Select from the records below every line that has the word "incoming" in it.

Stored records
•••

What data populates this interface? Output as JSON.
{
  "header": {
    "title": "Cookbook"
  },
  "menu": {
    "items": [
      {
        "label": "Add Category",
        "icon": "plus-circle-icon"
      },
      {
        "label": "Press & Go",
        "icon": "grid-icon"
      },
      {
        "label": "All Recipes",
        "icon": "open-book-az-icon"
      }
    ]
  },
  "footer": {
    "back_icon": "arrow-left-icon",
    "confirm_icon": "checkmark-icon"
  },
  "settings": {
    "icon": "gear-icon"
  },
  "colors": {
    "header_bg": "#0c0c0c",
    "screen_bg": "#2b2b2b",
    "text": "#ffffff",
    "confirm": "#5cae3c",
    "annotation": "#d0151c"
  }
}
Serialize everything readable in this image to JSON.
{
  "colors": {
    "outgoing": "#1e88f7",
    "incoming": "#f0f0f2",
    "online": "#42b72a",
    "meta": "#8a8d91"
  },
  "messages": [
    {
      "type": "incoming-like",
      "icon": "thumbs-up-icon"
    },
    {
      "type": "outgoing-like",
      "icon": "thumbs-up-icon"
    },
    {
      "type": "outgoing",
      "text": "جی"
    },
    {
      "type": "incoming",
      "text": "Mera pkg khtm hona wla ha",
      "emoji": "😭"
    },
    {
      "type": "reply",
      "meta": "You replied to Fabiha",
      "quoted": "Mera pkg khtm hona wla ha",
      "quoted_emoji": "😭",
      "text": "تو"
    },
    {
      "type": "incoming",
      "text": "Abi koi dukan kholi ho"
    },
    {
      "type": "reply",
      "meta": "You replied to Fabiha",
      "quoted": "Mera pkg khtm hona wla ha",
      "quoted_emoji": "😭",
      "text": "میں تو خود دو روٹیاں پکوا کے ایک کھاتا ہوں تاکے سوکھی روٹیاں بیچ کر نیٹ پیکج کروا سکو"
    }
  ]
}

•••

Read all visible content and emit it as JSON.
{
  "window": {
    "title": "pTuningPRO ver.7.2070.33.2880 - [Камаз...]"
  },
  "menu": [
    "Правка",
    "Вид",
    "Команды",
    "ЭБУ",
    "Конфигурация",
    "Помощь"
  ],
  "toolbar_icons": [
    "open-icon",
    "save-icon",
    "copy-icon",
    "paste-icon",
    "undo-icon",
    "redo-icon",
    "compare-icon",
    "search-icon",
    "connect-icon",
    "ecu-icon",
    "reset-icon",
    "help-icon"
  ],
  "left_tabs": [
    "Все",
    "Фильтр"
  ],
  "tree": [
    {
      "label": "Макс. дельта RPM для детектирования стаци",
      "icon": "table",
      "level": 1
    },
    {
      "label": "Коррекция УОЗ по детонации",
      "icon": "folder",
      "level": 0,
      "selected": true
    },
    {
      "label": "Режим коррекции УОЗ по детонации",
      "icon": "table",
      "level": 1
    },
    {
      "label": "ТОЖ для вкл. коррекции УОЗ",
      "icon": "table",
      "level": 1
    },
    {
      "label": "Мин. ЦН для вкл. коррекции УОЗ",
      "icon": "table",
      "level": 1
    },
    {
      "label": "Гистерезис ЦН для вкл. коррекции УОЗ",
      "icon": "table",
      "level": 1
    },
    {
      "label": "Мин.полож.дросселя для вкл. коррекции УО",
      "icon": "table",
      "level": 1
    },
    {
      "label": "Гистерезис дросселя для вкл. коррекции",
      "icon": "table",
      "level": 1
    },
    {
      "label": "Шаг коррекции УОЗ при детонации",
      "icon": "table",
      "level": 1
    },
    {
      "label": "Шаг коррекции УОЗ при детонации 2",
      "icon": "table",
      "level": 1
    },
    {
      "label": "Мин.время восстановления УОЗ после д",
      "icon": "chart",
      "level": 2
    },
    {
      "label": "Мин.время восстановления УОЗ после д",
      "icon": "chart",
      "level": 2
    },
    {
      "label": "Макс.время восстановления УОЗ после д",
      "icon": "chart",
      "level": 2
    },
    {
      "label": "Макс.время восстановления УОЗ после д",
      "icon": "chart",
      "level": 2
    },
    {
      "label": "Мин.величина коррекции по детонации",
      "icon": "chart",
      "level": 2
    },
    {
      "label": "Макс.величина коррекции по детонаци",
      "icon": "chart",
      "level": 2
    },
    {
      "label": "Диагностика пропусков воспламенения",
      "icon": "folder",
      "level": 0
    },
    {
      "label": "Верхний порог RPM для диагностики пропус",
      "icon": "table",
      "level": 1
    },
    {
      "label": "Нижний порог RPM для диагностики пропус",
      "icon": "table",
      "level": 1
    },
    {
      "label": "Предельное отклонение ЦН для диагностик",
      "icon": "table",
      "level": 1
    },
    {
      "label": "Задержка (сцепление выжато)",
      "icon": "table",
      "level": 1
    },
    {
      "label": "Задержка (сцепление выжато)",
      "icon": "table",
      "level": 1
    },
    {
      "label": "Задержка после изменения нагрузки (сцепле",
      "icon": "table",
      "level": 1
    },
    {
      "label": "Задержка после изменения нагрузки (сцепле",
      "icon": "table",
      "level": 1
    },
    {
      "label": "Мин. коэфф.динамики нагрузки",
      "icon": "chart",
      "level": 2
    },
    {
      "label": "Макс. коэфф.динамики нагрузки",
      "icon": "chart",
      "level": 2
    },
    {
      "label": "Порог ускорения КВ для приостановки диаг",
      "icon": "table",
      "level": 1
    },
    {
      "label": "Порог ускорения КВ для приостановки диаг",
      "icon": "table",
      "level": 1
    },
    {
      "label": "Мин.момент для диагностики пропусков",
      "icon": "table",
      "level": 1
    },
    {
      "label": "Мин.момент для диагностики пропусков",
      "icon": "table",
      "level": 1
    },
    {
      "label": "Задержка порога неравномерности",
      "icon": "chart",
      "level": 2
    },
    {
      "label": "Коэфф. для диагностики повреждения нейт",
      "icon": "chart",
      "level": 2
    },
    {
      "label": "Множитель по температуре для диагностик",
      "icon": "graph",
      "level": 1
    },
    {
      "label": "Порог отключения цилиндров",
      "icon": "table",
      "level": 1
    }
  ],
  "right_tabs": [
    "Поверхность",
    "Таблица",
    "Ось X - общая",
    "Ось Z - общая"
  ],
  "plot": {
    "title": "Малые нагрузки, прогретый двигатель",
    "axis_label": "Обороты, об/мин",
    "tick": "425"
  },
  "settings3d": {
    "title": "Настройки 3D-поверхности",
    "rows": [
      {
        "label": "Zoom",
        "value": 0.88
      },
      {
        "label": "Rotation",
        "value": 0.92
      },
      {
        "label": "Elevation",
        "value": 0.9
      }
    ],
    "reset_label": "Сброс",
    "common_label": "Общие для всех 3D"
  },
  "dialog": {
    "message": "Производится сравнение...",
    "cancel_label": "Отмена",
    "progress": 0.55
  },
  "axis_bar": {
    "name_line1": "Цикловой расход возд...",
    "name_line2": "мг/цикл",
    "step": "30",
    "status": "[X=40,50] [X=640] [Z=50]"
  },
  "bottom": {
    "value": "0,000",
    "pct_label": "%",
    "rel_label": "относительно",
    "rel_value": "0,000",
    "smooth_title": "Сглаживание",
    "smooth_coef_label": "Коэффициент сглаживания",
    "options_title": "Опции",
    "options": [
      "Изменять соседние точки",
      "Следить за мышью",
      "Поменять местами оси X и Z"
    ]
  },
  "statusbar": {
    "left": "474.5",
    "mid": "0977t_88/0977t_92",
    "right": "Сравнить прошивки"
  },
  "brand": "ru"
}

•••

TASK RESULT:
    "incoming": "#f0f0f2",
      "type": "incoming-like",
      "type": "incoming",
      "type": "incoming",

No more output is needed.